PROVIDED MATERIAL:
-.-.-

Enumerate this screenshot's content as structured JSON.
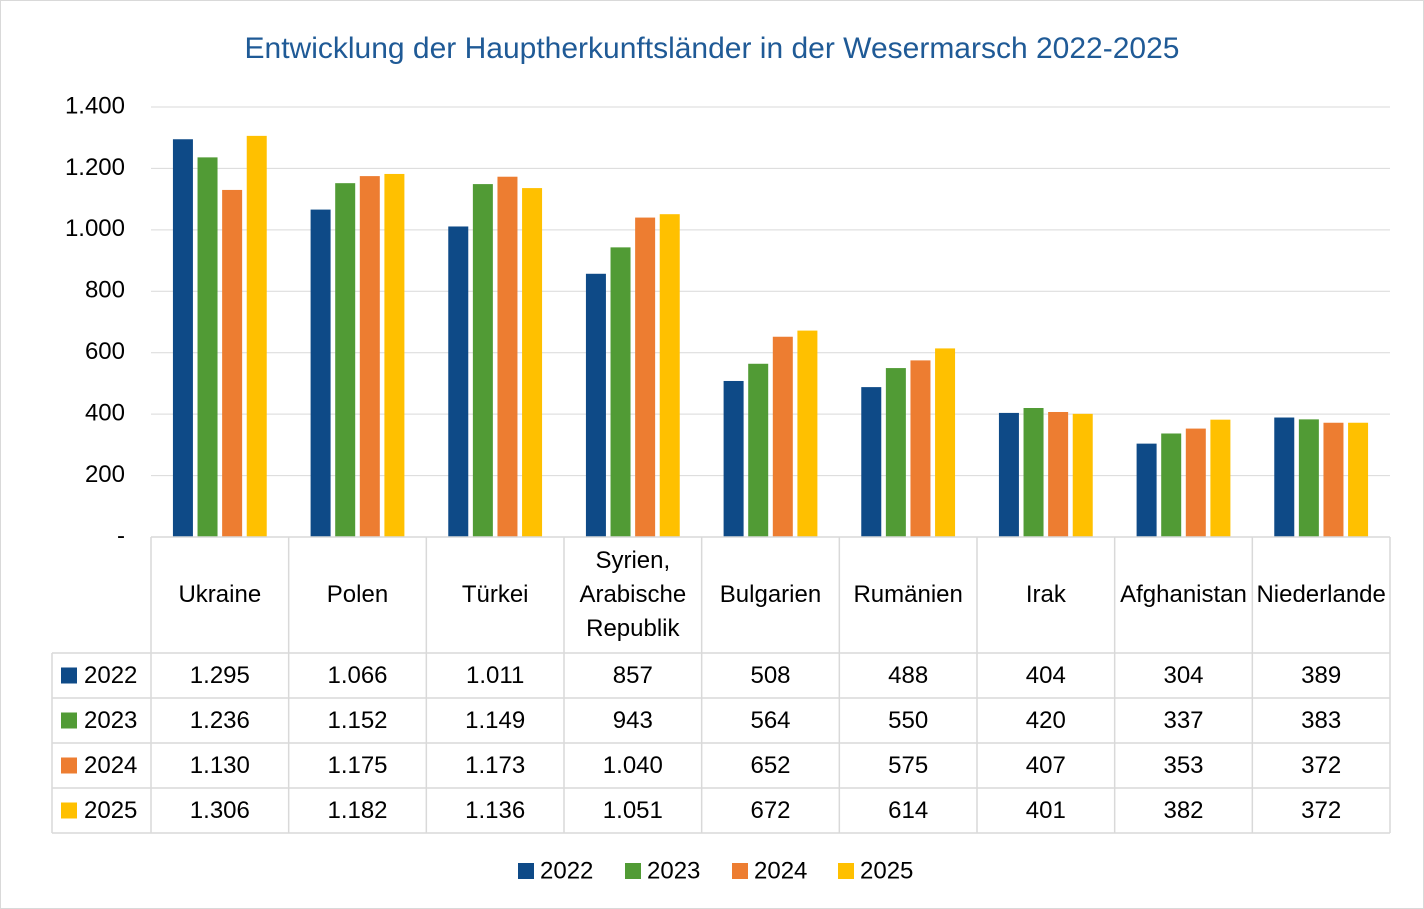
{
  "chart_data": {
    "type": "bar",
    "title": "Entwicklung der Hauptherkunftsländer in der Wesermarsch 2022-2025",
    "categories": [
      "Ukraine",
      "Polen",
      "Türkei",
      "Syrien, Arabische Republik",
      "Bulgarien",
      "Rumänien",
      "Irak",
      "Afghanistan",
      "Niederlande"
    ],
    "series": [
      {
        "name": "2022",
        "color": "#0e4a87",
        "values": [
          1295,
          1066,
          1011,
          857,
          508,
          488,
          404,
          304,
          389
        ],
        "value_labels": [
          "1.295",
          "1.066",
          "1.011",
          "857",
          "508",
          "488",
          "404",
          "304",
          "389"
        ]
      },
      {
        "name": "2023",
        "color": "#519b35",
        "values": [
          1236,
          1152,
          1149,
          943,
          564,
          550,
          420,
          337,
          383
        ],
        "value_labels": [
          "1.236",
          "1.152",
          "1.149",
          "943",
          "564",
          "550",
          "420",
          "337",
          "383"
        ]
      },
      {
        "name": "2024",
        "color": "#ed7d31",
        "values": [
          1130,
          1175,
          1173,
          1040,
          652,
          575,
          407,
          353,
          372
        ],
        "value_labels": [
          "1.130",
          "1.175",
          "1.173",
          "1.040",
          "652",
          "575",
          "407",
          "353",
          "372"
        ]
      },
      {
        "name": "2025",
        "color": "#ffc000",
        "values": [
          1306,
          1182,
          1136,
          1051,
          672,
          614,
          401,
          382,
          372
        ],
        "value_labels": [
          "1.306",
          "1.182",
          "1.136",
          "1.051",
          "672",
          "614",
          "401",
          "382",
          "372"
        ]
      }
    ],
    "ylim": [
      0,
      1400
    ],
    "yticks": [
      {
        "value": 0,
        "label": "-"
      },
      200,
      400,
      600,
      800,
      {
        "value": 1000,
        "label": "1.000"
      },
      {
        "value": 1200,
        "label": "1.200"
      },
      {
        "value": 1400,
        "label": "1.400"
      }
    ],
    "grid": true,
    "legend": "bottom"
  }
}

-.-.-

WORK TO DO:
Write the entries above out in full, exactly, with no images.

EXPECTED OUTPUT:
Enumerate this screenshot's content as structured JSON.
{
  "chart_data": {
    "type": "bar",
    "title": "Entwicklung der Hauptherkunftsländer in der Wesermarsch 2022-2025",
    "categories": [
      "Ukraine",
      "Polen",
      "Türkei",
      "Syrien, Arabische Republik",
      "Bulgarien",
      "Rumänien",
      "Irak",
      "Afghanistan",
      "Niederlande"
    ],
    "series": [
      {
        "name": "2022",
        "color": "#0e4a87",
        "values": [
          1295,
          1066,
          1011,
          857,
          508,
          488,
          404,
          304,
          389
        ],
        "value_labels": [
          "1.295",
          "1.066",
          "1.011",
          "857",
          "508",
          "488",
          "404",
          "304",
          "389"
        ]
      },
      {
        "name": "2023",
        "color": "#519b35",
        "values": [
          1236,
          1152,
          1149,
          943,
          564,
          550,
          420,
          337,
          383
        ],
        "value_labels": [
          "1.236",
          "1.152",
          "1.149",
          "943",
          "564",
          "550",
          "420",
          "337",
          "383"
        ]
      },
      {
        "name": "2024",
        "color": "#ed7d31",
        "values": [
          1130,
          1175,
          1173,
          1040,
          652,
          575,
          407,
          353,
          372
        ],
        "value_labels": [
          "1.130",
          "1.175",
          "1.173",
          "1.040",
          "652",
          "575",
          "407",
          "353",
          "372"
        ]
      },
      {
        "name": "2025",
        "color": "#ffc000",
        "values": [
          1306,
          1182,
          1136,
          1051,
          672,
          614,
          401,
          382,
          372
        ],
        "value_labels": [
          "1.306",
          "1.182",
          "1.136",
          "1.051",
          "672",
          "614",
          "401",
          "382",
          "372"
        ]
      }
    ],
    "ylim": [
      0,
      1400
    ],
    "yticks": [
      {
        "value": 0,
        "label": "-"
      },
      200,
      400,
      600,
      800,
      {
        "value": 1000,
        "label": "1.000"
      },
      {
        "value": 1200,
        "label": "1.200"
      },
      {
        "value": 1400,
        "label": "1.400"
      }
    ],
    "grid": true,
    "legend": "bottom"
  }
}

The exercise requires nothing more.